----- The records
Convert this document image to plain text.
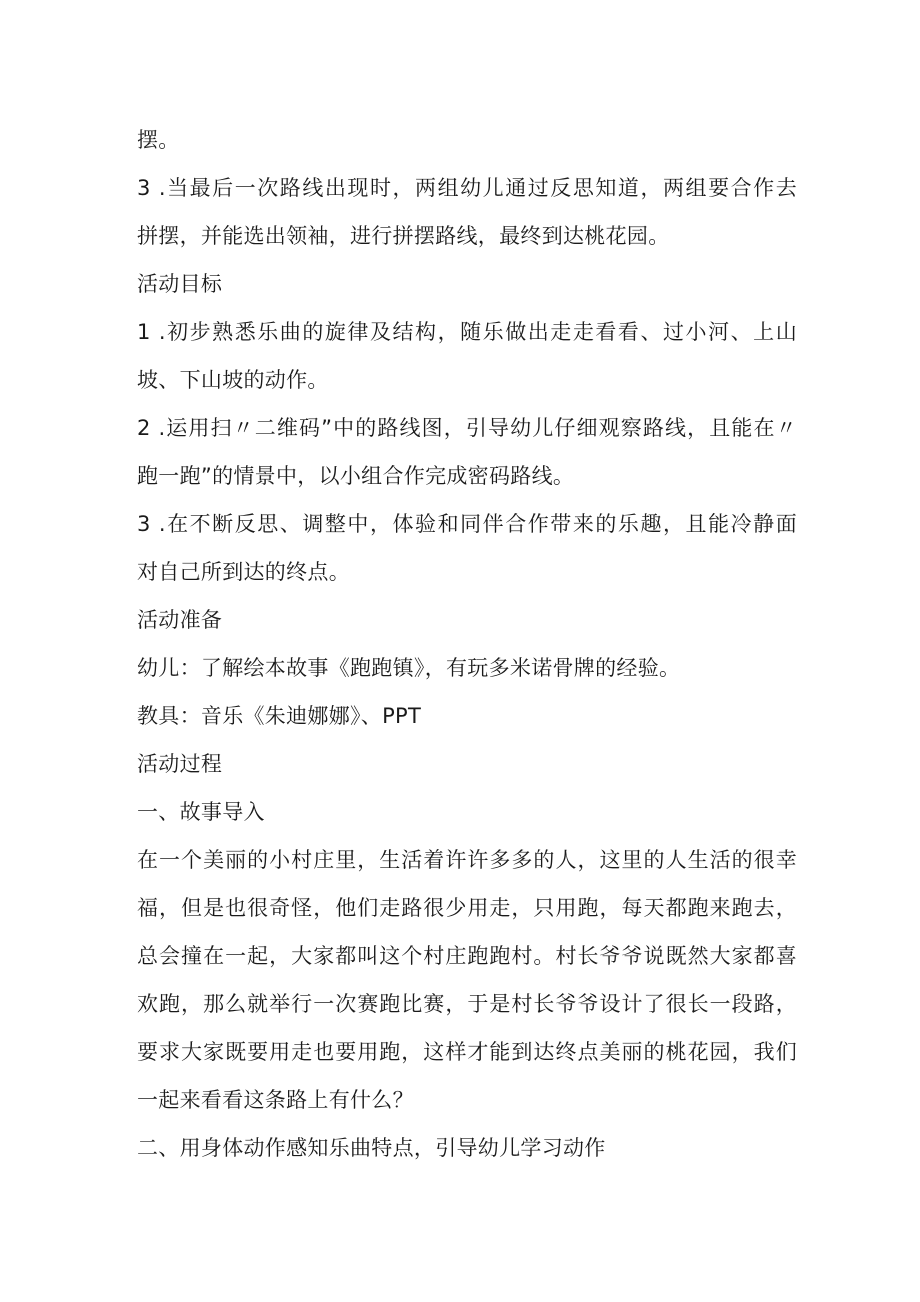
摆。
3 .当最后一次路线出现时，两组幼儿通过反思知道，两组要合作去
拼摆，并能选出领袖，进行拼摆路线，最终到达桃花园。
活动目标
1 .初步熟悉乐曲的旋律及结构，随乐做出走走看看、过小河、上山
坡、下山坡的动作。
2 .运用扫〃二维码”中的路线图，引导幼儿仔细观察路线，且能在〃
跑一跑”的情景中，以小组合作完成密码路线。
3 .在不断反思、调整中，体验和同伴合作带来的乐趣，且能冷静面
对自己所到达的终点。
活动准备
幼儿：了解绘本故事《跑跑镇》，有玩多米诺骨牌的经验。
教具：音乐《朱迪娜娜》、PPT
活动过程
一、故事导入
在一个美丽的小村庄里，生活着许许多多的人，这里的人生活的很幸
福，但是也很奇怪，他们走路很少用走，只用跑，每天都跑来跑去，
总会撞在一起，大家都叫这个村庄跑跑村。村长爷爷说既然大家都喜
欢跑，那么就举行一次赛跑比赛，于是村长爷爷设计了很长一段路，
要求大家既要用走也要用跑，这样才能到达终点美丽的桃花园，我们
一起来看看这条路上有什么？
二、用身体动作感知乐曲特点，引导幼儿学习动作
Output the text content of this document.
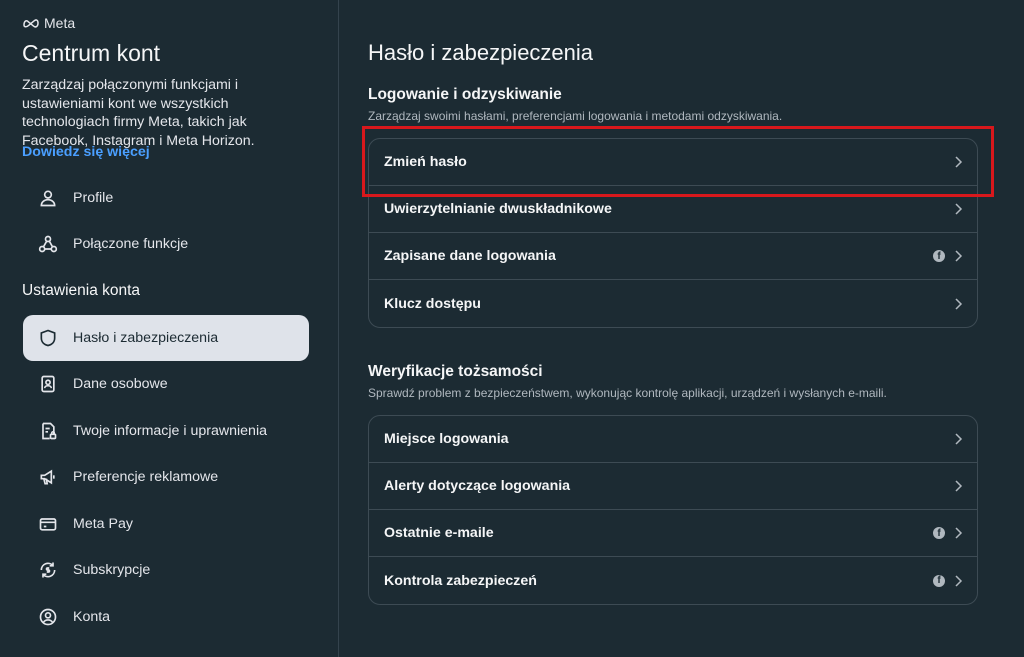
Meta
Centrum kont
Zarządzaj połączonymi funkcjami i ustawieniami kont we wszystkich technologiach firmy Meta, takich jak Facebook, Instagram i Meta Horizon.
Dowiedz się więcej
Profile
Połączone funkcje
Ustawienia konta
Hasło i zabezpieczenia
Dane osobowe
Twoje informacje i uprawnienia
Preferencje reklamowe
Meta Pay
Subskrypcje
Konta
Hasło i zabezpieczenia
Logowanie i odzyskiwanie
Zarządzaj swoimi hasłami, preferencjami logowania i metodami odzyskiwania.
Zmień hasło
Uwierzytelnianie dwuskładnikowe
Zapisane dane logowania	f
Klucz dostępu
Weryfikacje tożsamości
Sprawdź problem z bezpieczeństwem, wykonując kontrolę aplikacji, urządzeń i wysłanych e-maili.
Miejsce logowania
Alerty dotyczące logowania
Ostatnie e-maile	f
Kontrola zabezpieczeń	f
----------
Task directions: Without the images, write out each line of the data verbatim.

Completed exercise:
Convert this document image to plain text.
摆。
3 .当最后一次路线出现时，两组幼儿通过反思知道，两组要合作去
拼摆，并能选出领袖，进行拼摆路线，最终到达桃花园。
活动目标
1 .初步熟悉乐曲的旋律及结构，随乐做出走走看看、过小河、上山
坡、下山坡的动作。
2 .运用扫〃二维码”中的路线图，引导幼儿仔细观察路线，且能在〃
跑一跑”的情景中，以小组合作完成密码路线。
3 .在不断反思、调整中，体验和同伴合作带来的乐趣，且能冷静面
对自己所到达的终点。
活动准备
幼儿：了解绘本故事《跑跑镇》，有玩多米诺骨牌的经验。
教具：音乐《朱迪娜娜》、PPT
活动过程
一、故事导入
在一个美丽的小村庄里，生活着许许多多的人，这里的人生活的很幸
福，但是也很奇怪，他们走路很少用走，只用跑，每天都跑来跑去，
总会撞在一起，大家都叫这个村庄跑跑村。村长爷爷说既然大家都喜
欢跑，那么就举行一次赛跑比赛，于是村长爷爷设计了很长一段路，
要求大家既要用走也要用跑，这样才能到达终点美丽的桃花园，我们
一起来看看这条路上有什么？
二、用身体动作感知乐曲特点，引导幼儿学习动作
Output the text content of this document.
Meta
Centrum kont
Zarządzaj połączonymi funkcjami i ustawieniami kont we wszystkich technologiach firmy Meta, takich jak Facebook, Instagram i Meta Horizon.
Dowiedz się więcej
Profile
Połączone funkcje
Ustawienia konta
Hasło i zabezpieczenia
Dane osobowe
Twoje informacje i uprawnienia
Preferencje reklamowe
Meta Pay
Subskrypcje
Konta
Hasło i zabezpieczenia
Logowanie i odzyskiwanie
Zarządzaj swoimi hasłami, preferencjami logowania i metodami odzyskiwania.
Zmień hasło
Uwierzytelnianie dwuskładnikowe
Zapisane dane logowania	f
Klucz dostępu
Weryfikacje tożsamości
Sprawdź problem z bezpieczeństwem, wykonując kontrolę aplikacji, urządzeń i wysłanych e-maili.
Miejsce logowania
Alerty dotyczące logowania
Ostatnie e-maile	f
Kontrola zabezpieczeń	f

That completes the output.